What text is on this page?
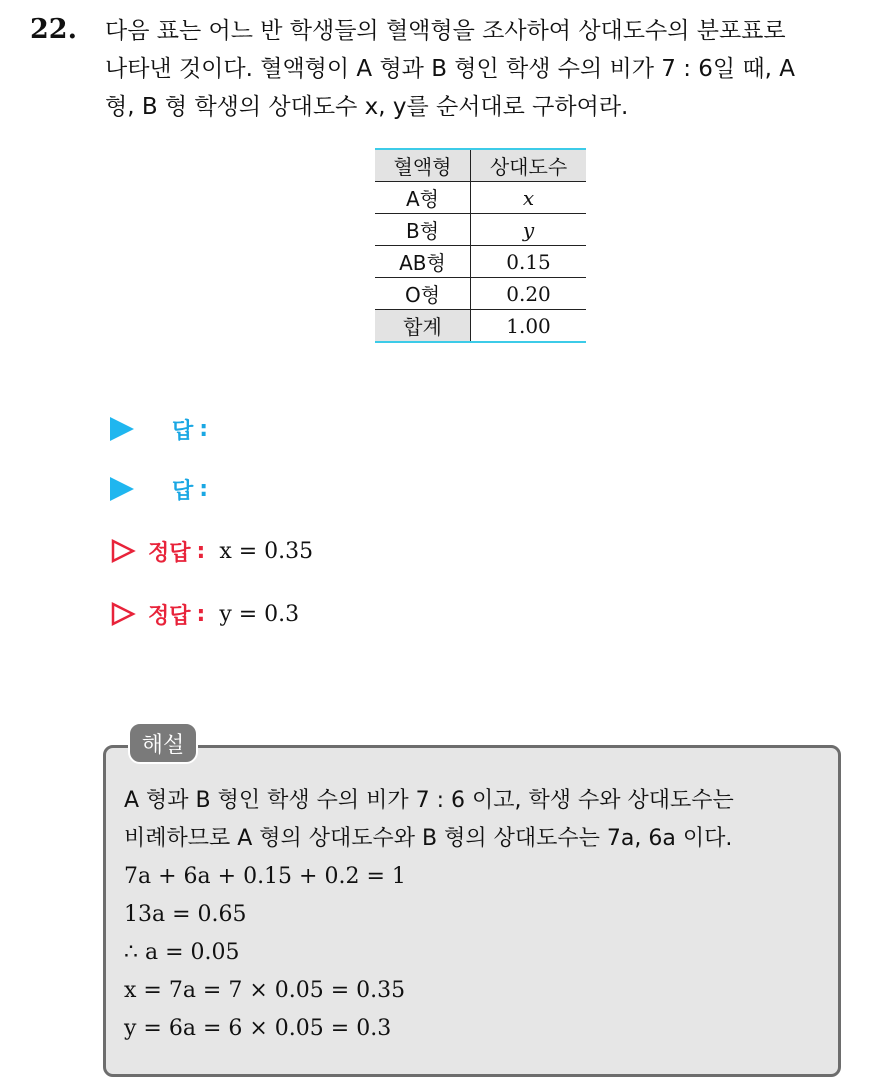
22. 다음 표는 어느 반 학생들의 혈액형을 조사하여 상대도수의 분포표로
나타낸 것이다. 혈액형이 A 형과 B 형인 학생 수의 비가 7 : 6일 때, A
형, B 형 학생의 상대도수 x, y를 순서대로 구하여라.
혈액형	상대도수
A형	x
B형	y
AB형	0.15
O형	0.20
합계	1.00
답 :
답 :
정답 : x = 0.35
정답 : y = 0.3
해설
A 형과 B 형인 학생 수의 비가 7 : 6 이고, 학생 수와 상대도수는
비례하므로 A 형의 상대도수와 B 형의 상대도수는 7a, 6a 이다.
7a + 6a + 0.15 + 0.2 = 1
13a = 0.65
∴ a = 0.05
x = 7a = 7 × 0.05 = 0.35
y = 6a = 6 × 0.05 = 0.3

- [The request]:
Write out the entries again, exactly as given, skipping any images.

- [Output]:
What text is on this page?
22. 다음 표는 어느 반 학생들의 혈액형을 조사하여 상대도수의 분포표로
나타낸 것이다. 혈액형이 A 형과 B 형인 학생 수의 비가 7 : 6일 때, A
형, B 형 학생의 상대도수 x, y를 순서대로 구하여라.
혈액형	상대도수
A형	x
B형	y
AB형	0.15
O형	0.20
합계	1.00
답 :
답 :
정답 : x = 0.35
정답 : y = 0.3
해설
A 형과 B 형인 학생 수의 비가 7 : 6 이고, 학생 수와 상대도수는
비례하므로 A 형의 상대도수와 B 형의 상대도수는 7a, 6a 이다.
7a + 6a + 0.15 + 0.2 = 1
13a = 0.65
∴ a = 0.05
x = 7a = 7 × 0.05 = 0.35
y = 6a = 6 × 0.05 = 0.3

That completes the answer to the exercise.